(Saved entries)
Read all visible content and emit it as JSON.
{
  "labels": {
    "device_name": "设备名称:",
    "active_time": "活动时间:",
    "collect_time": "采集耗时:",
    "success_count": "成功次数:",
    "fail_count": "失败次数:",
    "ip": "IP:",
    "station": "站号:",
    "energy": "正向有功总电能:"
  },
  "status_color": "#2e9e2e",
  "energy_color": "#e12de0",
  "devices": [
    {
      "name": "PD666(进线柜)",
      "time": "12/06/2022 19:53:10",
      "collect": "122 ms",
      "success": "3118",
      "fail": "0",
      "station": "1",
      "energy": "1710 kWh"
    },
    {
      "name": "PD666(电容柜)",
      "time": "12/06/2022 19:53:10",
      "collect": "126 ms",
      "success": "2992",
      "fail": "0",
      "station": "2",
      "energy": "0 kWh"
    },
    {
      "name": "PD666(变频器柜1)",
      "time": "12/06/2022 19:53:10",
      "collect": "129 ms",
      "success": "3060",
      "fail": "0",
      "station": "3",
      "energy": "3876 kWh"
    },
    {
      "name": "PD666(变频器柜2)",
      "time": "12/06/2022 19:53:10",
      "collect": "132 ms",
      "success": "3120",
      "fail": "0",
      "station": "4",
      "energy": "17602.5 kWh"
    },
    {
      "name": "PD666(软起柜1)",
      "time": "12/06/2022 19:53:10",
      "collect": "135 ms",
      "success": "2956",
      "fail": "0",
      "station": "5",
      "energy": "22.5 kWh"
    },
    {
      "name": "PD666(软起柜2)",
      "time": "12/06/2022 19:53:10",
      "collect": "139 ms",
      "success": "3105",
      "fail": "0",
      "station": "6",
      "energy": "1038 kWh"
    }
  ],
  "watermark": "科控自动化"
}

_What to produce_.
Type the whole listing again, unaltered.

_Expected answer_.
Read all visible content and emit it as JSON.
{
  "labels": {
    "device_name": "设备名称:",
    "active_time": "活动时间:",
    "collect_time": "采集耗时:",
    "success_count": "成功次数:",
    "fail_count": "失败次数:",
    "ip": "IP:",
    "station": "站号:",
    "energy": "正向有功总电能:"
  },
  "status_color": "#2e9e2e",
  "energy_color": "#e12de0",
  "devices": [
    {
      "name": "PD666(进线柜)",
      "time": "12/06/2022 19:53:10",
      "collect": "122 ms",
      "success": "3118",
      "fail": "0",
      "station": "1",
      "energy": "1710 kWh"
    },
    {
      "name": "PD666(电容柜)",
      "time": "12/06/2022 19:53:10",
      "collect": "126 ms",
      "success": "2992",
      "fail": "0",
      "station": "2",
      "energy": "0 kWh"
    },
    {
      "name": "PD666(变频器柜1)",
      "time": "12/06/2022 19:53:10",
      "collect": "129 ms",
      "success": "3060",
      "fail": "0",
      "station": "3",
      "energy": "3876 kWh"
    },
    {
      "name": "PD666(变频器柜2)",
      "time": "12/06/2022 19:53:10",
      "collect": "132 ms",
      "success": "3120",
      "fail": "0",
      "station": "4",
      "energy": "17602.5 kWh"
    },
    {
      "name": "PD666(软起柜1)",
      "time": "12/06/2022 19:53:10",
      "collect": "135 ms",
      "success": "2956",
      "fail": "0",
      "station": "5",
      "energy": "22.5 kWh"
    },
    {
      "name": "PD666(软起柜2)",
      "time": "12/06/2022 19:53:10",
      "collect": "139 ms",
      "success": "3105",
      "fail": "0",
      "station": "6",
      "energy": "1038 kWh"
    }
  ],
  "watermark": "科控自动化"
}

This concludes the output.